→ **DATA PROVIDED**:
/---

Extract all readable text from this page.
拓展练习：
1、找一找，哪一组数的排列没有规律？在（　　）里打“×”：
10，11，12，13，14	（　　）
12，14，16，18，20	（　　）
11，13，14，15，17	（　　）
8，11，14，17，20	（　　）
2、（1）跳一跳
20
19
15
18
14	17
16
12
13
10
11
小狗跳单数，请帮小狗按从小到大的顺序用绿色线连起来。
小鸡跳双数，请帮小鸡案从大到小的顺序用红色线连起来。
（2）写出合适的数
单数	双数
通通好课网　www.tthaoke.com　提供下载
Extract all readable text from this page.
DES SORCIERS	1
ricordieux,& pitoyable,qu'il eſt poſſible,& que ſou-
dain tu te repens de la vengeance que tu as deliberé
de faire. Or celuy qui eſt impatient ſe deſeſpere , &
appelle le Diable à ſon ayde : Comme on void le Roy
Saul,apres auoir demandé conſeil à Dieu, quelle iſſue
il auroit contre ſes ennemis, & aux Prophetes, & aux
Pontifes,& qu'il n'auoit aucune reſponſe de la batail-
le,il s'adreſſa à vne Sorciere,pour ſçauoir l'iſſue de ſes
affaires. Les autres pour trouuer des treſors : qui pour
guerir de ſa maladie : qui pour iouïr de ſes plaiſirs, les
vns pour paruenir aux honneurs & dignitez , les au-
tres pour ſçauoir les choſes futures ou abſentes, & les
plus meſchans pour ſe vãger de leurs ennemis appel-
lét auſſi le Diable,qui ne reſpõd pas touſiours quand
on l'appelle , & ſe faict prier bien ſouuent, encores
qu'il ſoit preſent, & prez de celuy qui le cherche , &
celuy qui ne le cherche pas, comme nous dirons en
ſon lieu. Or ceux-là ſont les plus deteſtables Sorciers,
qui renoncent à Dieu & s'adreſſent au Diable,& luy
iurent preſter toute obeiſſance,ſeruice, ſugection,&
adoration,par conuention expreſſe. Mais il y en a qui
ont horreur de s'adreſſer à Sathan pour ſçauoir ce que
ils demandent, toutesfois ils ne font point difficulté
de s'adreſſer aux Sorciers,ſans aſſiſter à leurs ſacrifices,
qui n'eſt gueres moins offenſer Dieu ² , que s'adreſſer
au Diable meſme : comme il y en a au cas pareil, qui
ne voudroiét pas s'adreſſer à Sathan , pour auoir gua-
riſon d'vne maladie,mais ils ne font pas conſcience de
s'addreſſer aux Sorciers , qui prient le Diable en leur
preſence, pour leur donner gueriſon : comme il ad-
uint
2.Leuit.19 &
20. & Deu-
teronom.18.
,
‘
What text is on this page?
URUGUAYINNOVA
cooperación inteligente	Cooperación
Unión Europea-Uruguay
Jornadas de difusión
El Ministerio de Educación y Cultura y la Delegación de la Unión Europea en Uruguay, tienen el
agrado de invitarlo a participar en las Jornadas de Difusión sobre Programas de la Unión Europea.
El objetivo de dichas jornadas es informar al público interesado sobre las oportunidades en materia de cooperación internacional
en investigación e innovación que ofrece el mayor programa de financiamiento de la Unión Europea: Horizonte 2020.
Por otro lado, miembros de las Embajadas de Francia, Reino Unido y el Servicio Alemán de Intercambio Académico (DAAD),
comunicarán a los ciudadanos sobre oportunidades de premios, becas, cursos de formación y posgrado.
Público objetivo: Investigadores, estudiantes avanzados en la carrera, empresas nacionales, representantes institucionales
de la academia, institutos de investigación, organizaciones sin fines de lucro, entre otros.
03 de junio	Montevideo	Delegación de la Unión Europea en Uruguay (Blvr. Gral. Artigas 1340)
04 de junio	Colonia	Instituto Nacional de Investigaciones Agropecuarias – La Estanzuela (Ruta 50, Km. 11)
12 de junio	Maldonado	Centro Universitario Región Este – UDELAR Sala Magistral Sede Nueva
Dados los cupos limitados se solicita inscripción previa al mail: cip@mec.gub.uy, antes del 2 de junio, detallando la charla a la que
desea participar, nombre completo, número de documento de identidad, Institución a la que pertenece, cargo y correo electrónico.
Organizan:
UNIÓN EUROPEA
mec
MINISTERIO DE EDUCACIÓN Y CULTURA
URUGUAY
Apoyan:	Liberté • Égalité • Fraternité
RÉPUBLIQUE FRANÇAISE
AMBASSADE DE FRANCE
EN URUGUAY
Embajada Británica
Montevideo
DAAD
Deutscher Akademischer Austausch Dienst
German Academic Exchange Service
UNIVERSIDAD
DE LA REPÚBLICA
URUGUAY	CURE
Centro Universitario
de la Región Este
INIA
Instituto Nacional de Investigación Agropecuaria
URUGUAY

\---

→ **BRIEF**:
Return every line of the preceding records in which the word "participar" appears.

→ **WRITTEN REPLY**:
agrado de invitarlo a participar en las Jornadas de Difusión sobre Programas de la Unión Europea.
desea participar, nombre completo, número de documento de identidad, Institución a la que pertenece, cargo y correo electrónico.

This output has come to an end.